§ EXERCISE TASK
Among the lines below, list those containing the string "Социальная".
ENTRIES SHOWN start
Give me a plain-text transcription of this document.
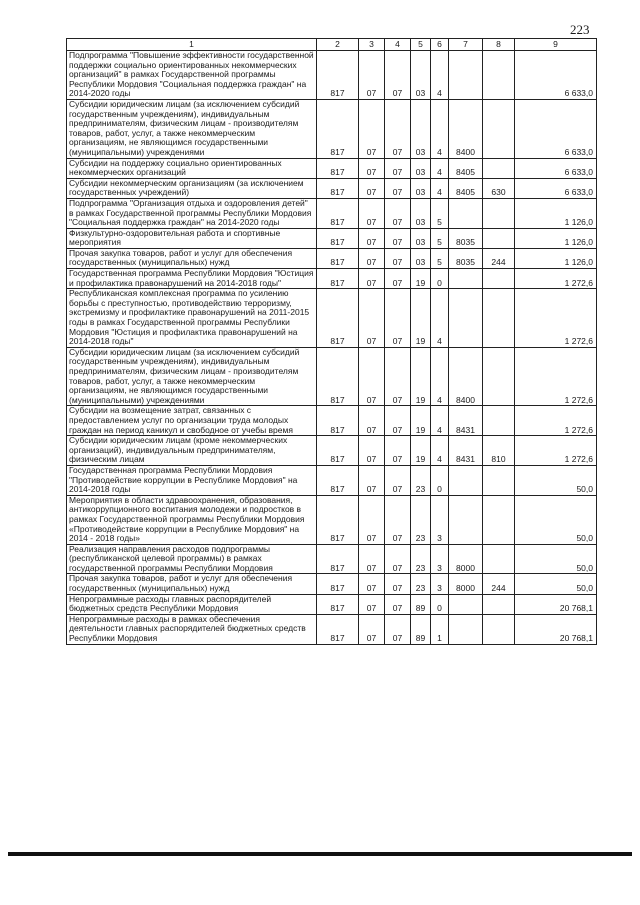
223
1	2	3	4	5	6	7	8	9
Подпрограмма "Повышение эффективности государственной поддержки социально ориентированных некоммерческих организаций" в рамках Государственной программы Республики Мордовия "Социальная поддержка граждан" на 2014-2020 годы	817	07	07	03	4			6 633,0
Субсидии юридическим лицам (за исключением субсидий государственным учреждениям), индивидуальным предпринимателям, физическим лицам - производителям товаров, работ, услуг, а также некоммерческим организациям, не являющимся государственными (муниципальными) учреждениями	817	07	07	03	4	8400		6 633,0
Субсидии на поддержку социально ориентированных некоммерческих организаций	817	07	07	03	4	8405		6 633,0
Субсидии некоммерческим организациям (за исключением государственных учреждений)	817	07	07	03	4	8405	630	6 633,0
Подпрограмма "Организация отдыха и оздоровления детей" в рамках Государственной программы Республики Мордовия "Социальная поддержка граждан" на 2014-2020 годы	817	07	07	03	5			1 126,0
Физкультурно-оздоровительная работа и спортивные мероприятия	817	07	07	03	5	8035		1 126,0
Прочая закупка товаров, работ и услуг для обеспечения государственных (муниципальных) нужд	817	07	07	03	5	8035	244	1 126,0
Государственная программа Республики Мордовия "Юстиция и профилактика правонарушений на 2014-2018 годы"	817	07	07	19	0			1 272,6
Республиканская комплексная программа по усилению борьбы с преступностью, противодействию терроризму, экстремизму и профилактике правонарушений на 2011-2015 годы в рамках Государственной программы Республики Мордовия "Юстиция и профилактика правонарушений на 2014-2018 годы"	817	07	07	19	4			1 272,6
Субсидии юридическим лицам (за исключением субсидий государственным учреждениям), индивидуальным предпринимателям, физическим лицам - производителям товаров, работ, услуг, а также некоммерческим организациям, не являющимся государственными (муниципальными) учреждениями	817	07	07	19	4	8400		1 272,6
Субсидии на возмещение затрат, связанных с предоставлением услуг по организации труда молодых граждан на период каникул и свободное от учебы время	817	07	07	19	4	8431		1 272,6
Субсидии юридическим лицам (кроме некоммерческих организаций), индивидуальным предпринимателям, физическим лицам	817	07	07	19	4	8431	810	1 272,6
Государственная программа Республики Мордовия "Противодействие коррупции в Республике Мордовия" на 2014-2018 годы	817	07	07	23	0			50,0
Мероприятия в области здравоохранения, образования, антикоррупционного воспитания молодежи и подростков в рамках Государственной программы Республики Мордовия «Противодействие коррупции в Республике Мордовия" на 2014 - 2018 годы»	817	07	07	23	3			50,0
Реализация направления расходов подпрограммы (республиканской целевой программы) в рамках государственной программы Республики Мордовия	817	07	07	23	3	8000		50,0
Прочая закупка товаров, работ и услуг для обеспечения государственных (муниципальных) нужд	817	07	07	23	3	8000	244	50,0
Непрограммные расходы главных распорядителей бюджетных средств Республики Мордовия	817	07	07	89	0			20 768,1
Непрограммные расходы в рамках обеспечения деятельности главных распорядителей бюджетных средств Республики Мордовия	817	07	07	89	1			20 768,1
ENTRIES SHOWN end
ENTRIES SHOWN start
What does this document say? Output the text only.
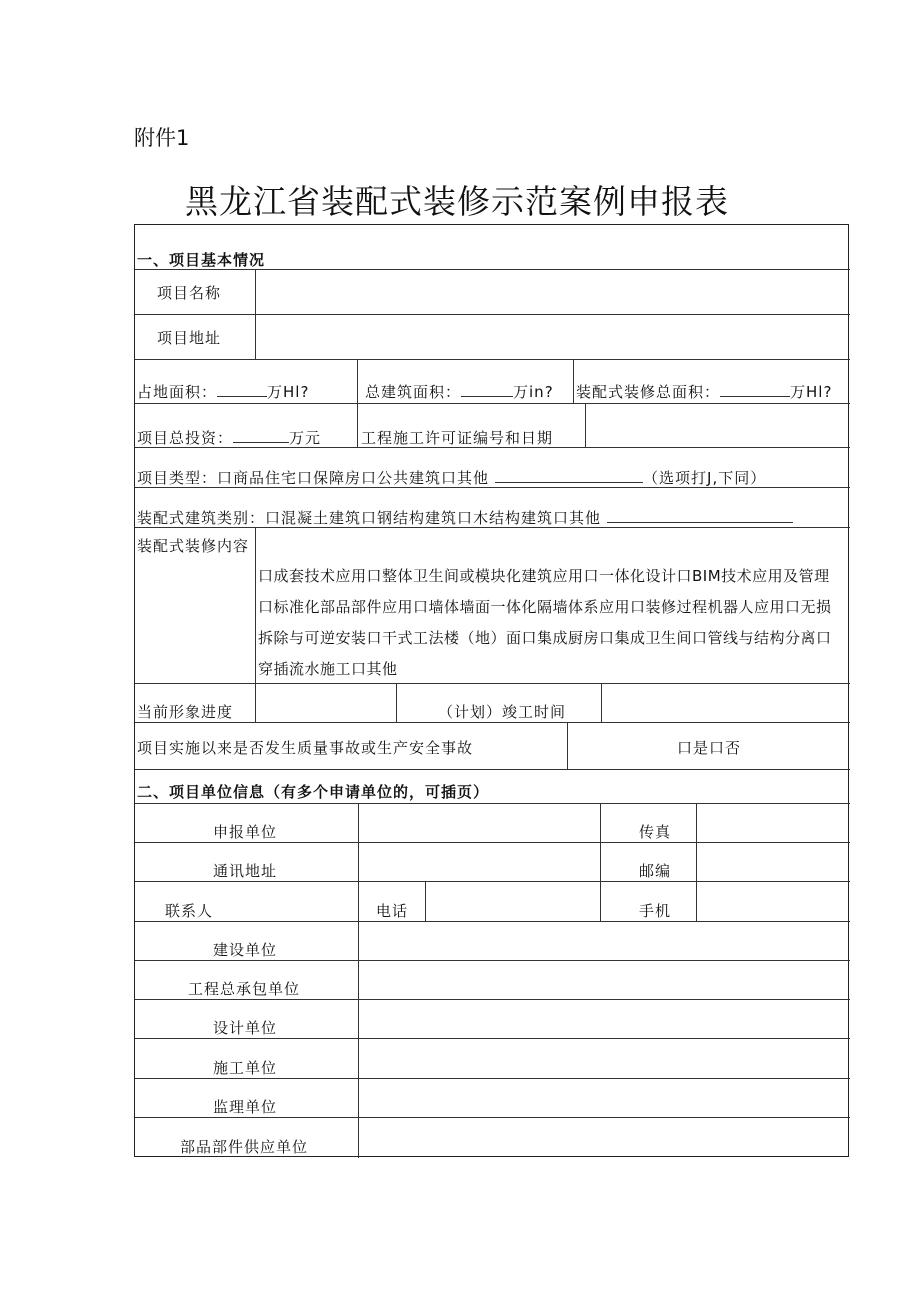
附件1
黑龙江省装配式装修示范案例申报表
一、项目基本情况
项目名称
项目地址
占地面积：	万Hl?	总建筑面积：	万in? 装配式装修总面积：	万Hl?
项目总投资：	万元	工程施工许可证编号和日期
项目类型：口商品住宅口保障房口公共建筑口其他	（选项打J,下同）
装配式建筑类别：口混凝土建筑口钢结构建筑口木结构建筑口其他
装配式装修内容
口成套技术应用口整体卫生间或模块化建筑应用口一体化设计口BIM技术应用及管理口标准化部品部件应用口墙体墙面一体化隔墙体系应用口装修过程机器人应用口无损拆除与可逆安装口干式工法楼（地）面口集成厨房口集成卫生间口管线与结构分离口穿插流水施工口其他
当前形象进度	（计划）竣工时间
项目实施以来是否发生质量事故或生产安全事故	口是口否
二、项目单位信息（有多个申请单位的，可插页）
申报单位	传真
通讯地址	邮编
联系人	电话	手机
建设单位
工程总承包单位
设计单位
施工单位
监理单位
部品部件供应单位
ENTRIES SHOWN end
§ OUTPUT
Подпрограмма "Повышение эффективности государственной поддержки социально ориентированных некоммерческих организаций" в рамках Государственной программы Республики Мордовия "Социальная поддержка граждан" на 2014-2020 годы	817	07	07	03	4			6 633,0
Подпрограмма "Организация отдыха и оздоровления детей" в рамках Государственной программы Республики Мордовия "Социальная поддержка граждан" на 2014-2020 годы	817	07	07	03	5			1 126,0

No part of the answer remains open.